**GIVEN TASK:**
Wherever a line holds the word "labels", copy that line out.

**DATA SHOWN:**
## Start

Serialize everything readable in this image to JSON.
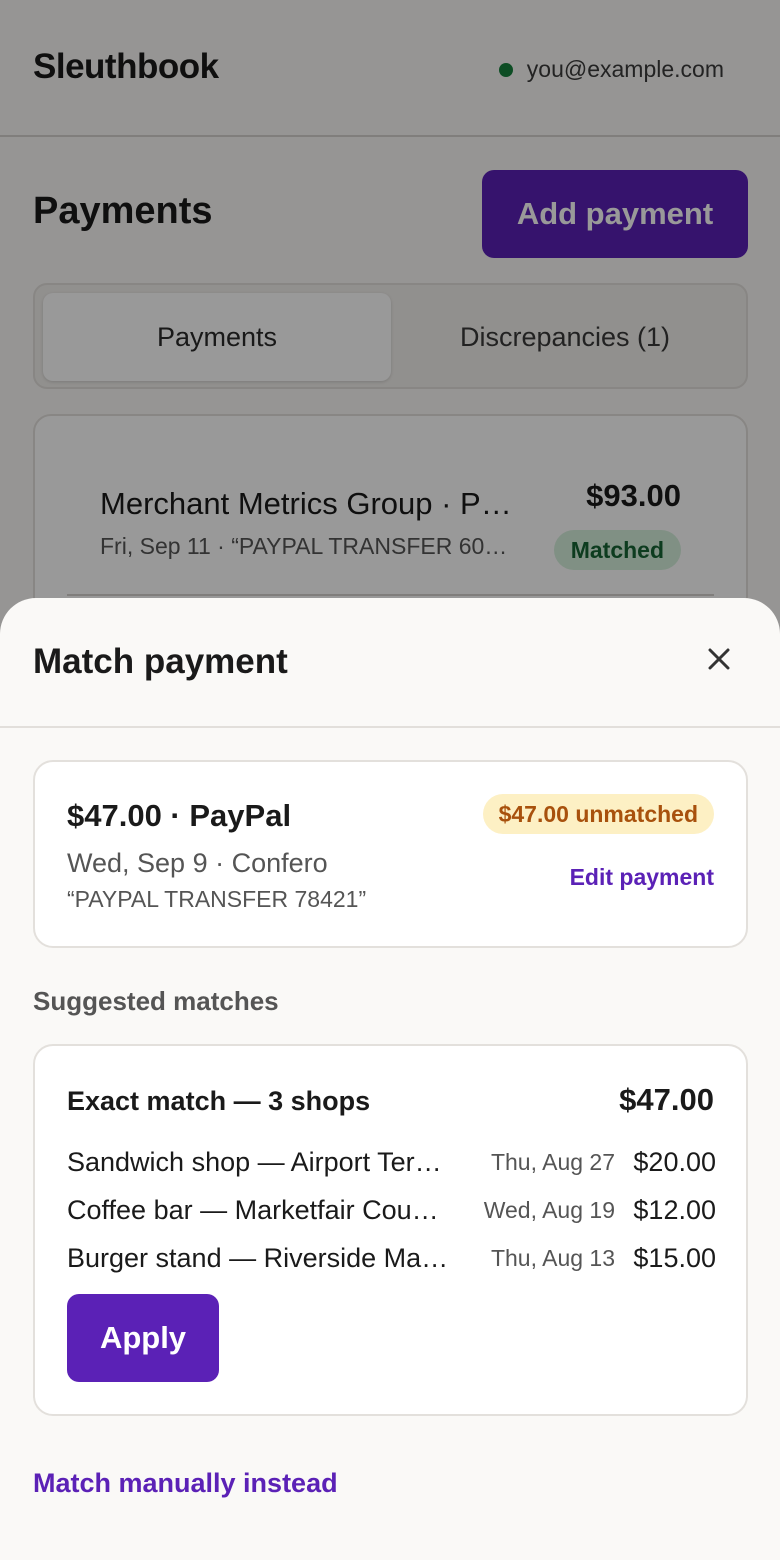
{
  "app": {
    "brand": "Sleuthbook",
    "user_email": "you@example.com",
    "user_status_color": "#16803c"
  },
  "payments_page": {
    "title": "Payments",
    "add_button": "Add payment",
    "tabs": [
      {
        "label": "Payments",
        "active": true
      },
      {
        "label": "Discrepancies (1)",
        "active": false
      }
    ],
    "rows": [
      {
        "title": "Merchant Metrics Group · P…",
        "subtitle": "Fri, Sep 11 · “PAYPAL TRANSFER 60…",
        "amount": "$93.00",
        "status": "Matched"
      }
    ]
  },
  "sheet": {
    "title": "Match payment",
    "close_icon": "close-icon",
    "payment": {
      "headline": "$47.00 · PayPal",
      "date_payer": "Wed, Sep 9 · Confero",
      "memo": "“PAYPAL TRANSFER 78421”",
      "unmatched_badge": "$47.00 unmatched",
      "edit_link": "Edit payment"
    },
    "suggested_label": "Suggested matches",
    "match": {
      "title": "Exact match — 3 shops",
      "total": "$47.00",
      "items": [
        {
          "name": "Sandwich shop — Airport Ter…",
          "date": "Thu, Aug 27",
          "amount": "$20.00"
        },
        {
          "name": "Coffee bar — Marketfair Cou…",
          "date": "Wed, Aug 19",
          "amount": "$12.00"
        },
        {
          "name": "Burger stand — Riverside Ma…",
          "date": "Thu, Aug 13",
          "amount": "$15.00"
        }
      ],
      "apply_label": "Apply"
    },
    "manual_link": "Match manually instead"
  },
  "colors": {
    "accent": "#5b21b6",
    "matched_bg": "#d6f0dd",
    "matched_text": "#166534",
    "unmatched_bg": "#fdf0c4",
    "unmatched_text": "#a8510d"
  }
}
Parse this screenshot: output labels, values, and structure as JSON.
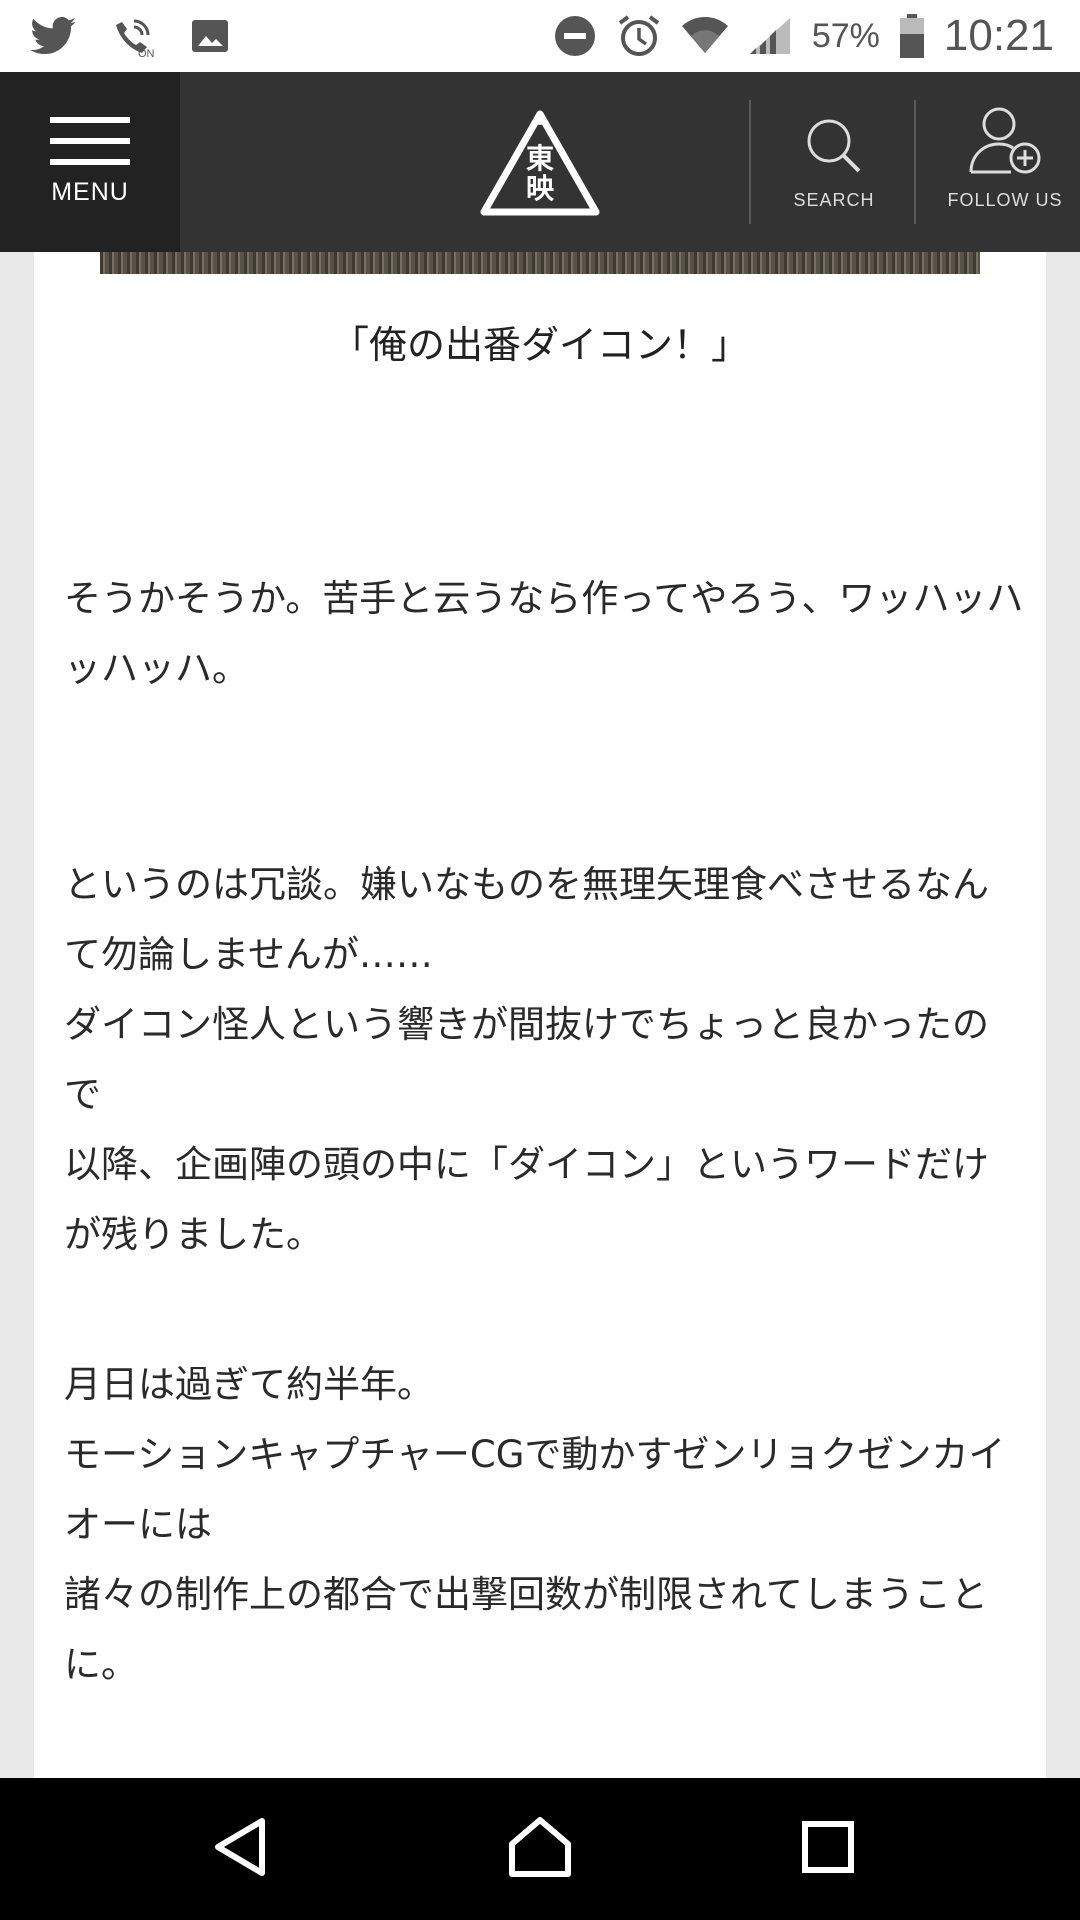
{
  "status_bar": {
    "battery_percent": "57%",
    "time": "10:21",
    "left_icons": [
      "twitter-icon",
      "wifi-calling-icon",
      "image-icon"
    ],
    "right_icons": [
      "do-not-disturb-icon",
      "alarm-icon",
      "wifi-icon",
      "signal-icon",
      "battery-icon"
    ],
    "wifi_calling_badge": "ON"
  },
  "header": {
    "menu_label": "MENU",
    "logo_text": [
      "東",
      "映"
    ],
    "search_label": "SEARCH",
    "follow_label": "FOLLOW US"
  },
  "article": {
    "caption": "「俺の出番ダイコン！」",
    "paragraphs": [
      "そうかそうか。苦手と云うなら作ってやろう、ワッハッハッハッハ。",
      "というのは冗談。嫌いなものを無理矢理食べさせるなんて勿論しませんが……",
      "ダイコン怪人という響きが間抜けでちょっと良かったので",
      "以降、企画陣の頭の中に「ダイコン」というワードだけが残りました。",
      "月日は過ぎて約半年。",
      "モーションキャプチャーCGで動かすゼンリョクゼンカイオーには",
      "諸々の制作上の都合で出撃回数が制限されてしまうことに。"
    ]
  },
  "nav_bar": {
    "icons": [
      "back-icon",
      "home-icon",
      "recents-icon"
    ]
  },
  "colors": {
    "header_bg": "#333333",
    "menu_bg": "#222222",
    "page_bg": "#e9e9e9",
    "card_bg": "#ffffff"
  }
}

## End
## Start

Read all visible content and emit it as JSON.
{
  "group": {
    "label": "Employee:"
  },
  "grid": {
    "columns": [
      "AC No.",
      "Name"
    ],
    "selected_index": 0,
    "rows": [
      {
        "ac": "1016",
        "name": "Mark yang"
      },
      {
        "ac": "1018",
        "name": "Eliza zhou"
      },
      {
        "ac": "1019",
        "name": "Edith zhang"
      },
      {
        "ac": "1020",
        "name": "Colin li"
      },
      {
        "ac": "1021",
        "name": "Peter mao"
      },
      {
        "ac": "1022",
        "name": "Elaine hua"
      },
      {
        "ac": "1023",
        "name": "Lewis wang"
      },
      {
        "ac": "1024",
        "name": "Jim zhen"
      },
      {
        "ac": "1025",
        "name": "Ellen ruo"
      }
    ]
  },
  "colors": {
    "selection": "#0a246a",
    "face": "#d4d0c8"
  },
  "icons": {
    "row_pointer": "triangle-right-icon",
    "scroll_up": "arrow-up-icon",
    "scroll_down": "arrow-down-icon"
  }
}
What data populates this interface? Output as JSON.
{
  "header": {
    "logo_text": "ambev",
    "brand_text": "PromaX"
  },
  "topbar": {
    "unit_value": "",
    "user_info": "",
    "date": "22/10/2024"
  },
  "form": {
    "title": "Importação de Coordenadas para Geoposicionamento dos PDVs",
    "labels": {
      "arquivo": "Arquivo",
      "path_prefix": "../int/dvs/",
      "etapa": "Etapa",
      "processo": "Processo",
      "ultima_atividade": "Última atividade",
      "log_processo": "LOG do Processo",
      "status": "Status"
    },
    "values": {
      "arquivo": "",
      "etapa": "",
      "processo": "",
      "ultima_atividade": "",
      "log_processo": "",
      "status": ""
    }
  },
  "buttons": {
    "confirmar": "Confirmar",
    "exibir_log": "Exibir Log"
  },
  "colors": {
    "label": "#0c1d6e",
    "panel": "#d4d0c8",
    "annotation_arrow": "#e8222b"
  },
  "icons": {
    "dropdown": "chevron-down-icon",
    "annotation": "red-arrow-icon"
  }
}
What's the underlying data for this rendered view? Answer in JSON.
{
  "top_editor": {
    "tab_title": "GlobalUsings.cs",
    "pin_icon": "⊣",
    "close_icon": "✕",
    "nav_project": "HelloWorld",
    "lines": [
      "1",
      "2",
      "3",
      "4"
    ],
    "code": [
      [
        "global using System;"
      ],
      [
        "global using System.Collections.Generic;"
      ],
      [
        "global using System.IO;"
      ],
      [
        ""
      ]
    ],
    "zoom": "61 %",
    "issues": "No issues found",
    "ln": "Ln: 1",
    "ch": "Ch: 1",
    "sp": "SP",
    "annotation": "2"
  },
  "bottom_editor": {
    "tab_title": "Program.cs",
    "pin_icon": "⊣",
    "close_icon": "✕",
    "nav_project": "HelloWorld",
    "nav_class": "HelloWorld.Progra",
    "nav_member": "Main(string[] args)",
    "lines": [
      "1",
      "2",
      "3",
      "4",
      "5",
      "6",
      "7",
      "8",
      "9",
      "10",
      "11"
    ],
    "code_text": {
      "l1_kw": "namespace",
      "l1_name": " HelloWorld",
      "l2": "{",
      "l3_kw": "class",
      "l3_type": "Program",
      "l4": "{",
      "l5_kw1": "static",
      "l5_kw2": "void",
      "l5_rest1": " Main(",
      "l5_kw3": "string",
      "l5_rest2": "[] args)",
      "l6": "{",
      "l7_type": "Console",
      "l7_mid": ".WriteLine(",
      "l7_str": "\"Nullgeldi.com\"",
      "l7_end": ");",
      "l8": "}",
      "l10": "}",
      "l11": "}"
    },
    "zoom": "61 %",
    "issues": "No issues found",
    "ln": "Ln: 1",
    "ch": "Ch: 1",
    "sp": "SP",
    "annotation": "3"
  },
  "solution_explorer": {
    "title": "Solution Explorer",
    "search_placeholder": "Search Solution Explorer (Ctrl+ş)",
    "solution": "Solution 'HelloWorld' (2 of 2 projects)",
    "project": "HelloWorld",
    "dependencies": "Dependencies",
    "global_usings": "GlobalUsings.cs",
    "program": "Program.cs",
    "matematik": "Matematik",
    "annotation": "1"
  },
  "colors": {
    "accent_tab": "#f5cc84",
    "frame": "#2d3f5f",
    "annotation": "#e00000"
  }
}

## End

**RESULT FOR THIS TASK:**
Parse this screenshot: output labels, values, and structure as JSON.
    "labels": {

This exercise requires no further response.